# [WHAT THE TASK REQUIRES]
Skip every picture and transcribe the remaining material exactly.
━━━ RECORD SET
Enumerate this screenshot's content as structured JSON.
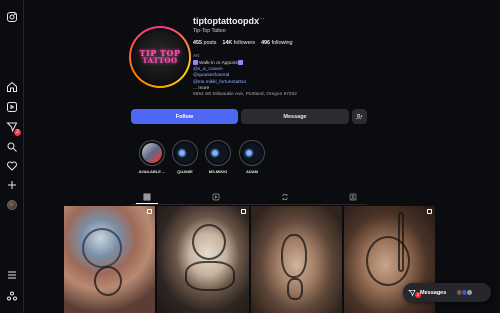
{
  "nav": {
    "message_badge": "2",
    "items": [
      "instagram-logo",
      "home",
      "reels",
      "messages",
      "search",
      "notifications",
      "create",
      "profile",
      "menu",
      "threads"
    ]
  },
  "profile": {
    "username": "tiptoptattoopdx",
    "more": "···",
    "full_name": "Tip-Top Tattoo",
    "avatar_text_line1": "TIP TOP",
    "avatar_text_line2": "TATTOO",
    "stats": {
      "posts_count": "455",
      "posts_label": "posts",
      "followers_count": "14K",
      "followers_label": "followers",
      "following_count": "496",
      "following_label": "following"
    },
    "bio": {
      "category": "Art",
      "line1": "Walk-in or Appoint",
      "link1": "@s_a_craven",
      "link2": "@quaniesfuneral",
      "link3": "@ms.mikki_fortunetattoo",
      "more": "... more",
      "address": "6654 SE Milwaukie Ave, Portland, Oregon 97202"
    }
  },
  "actions": {
    "follow_label": "Follow",
    "message_label": "Message"
  },
  "highlights": [
    {
      "label": "AVAILABLE ..."
    },
    {
      "label": "QUANIE"
    },
    {
      "label": "MS.MIKKI"
    },
    {
      "label": "ADAM"
    }
  ],
  "messages_pill": {
    "label": "Messages",
    "badge": "2"
  },
  "colors": {
    "accent": "#4e68f5",
    "background": "#0b0c0f",
    "badge": "#ff3040"
  }
}
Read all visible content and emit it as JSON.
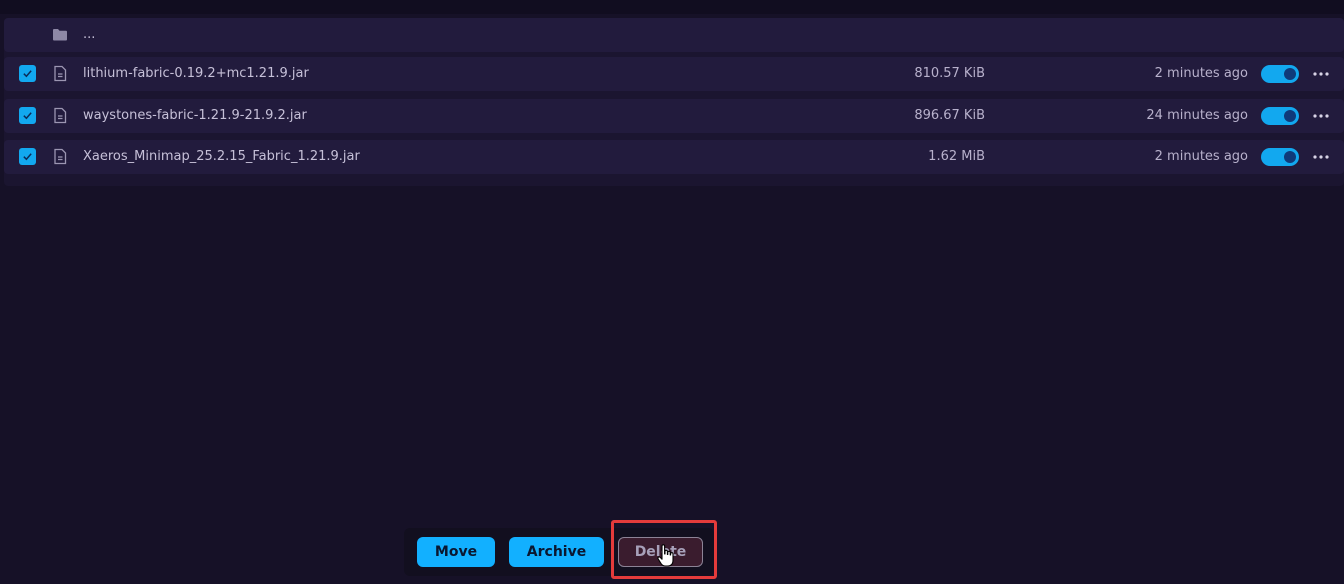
{
  "parent_row": {
    "label": "..."
  },
  "files": [
    {
      "name": "lithium-fabric-0.19.2+mc1.21.9.jar",
      "size": "810.57 KiB",
      "modified": "2 minutes ago",
      "checked": true,
      "enabled": true
    },
    {
      "name": "waystones-fabric-1.21.9-21.9.2.jar",
      "size": "896.67 KiB",
      "modified": "24 minutes ago",
      "checked": true,
      "enabled": true
    },
    {
      "name": "Xaeros_Minimap_25.2.15_Fabric_1.21.9.jar",
      "size": "1.62 MiB",
      "modified": "2 minutes ago",
      "checked": true,
      "enabled": true
    }
  ],
  "actions": {
    "move_label": "Move",
    "archive_label": "Archive",
    "delete_label": "Delete"
  },
  "colors": {
    "accent": "#12b0ff",
    "highlight": "#e43b3b",
    "background": "#161127"
  },
  "icons": {
    "folder": "folder-icon",
    "file": "file-icon",
    "checkbox": "check-icon",
    "more": "more-horizontal-icon",
    "cursor": "hand-pointer-icon"
  }
}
━━━━━━
# [THE RESULT]
Enumerate this screenshot's content as structured JSON.
{
  "nav": {
    "message_badge": "2",
    "items": [
      "instagram-logo",
      "home",
      "reels",
      "messages",
      "search",
      "notifications",
      "create",
      "profile",
      "menu",
      "threads"
    ]
  },
  "profile": {
    "username": "tiptoptattoopdx",
    "more": "···",
    "full_name": "Tip-Top Tattoo",
    "avatar_text_line1": "TIP TOP",
    "avatar_text_line2": "TATTOO",
    "stats": {
      "posts_count": "455",
      "posts_label": "posts",
      "followers_count": "14K",
      "followers_label": "followers",
      "following_count": "496",
      "following_label": "following"
    },
    "bio": {
      "category": "Art",
      "line1": "Walk-in or Appoint",
      "link1": "@s_a_craven",
      "link2": "@quaniesfuneral",
      "link3": "@ms.mikki_fortunetattoo",
      "more": "... more",
      "address": "6654 SE Milwaukie Ave, Portland, Oregon 97202"
    }
  },
  "actions": {
    "follow_label": "Follow",
    "message_label": "Message"
  },
  "highlights": [
    {
      "label": "AVAILABLE ..."
    },
    {
      "label": "QUANIE"
    },
    {
      "label": "MS.MIKKI"
    },
    {
      "label": "ADAM"
    }
  ],
  "messages_pill": {
    "label": "Messages",
    "badge": "2"
  },
  "colors": {
    "accent": "#4e68f5",
    "background": "#0b0c0f",
    "badge": "#ff3040"
  }
}
Read all visible content and emit it as JSON.
{
  "parent_row": {
    "label": "..."
  },
  "files": [
    {
      "name": "lithium-fabric-0.19.2+mc1.21.9.jar",
      "size": "810.57 KiB",
      "modified": "2 minutes ago",
      "checked": true,
      "enabled": true
    },
    {
      "name": "waystones-fabric-1.21.9-21.9.2.jar",
      "size": "896.67 KiB",
      "modified": "24 minutes ago",
      "checked": true,
      "enabled": true
    },
    {
      "name": "Xaeros_Minimap_25.2.15_Fabric_1.21.9.jar",
      "size": "1.62 MiB",
      "modified": "2 minutes ago",
      "checked": true,
      "enabled": true
    }
  ],
  "actions": {
    "move_label": "Move",
    "archive_label": "Archive",
    "delete_label": "Delete"
  },
  "colors": {
    "accent": "#12b0ff",
    "highlight": "#e43b3b",
    "background": "#161127"
  },
  "icons": {
    "folder": "folder-icon",
    "file": "file-icon",
    "checkbox": "check-icon",
    "more": "more-horizontal-icon",
    "cursor": "hand-pointer-icon"
  }
}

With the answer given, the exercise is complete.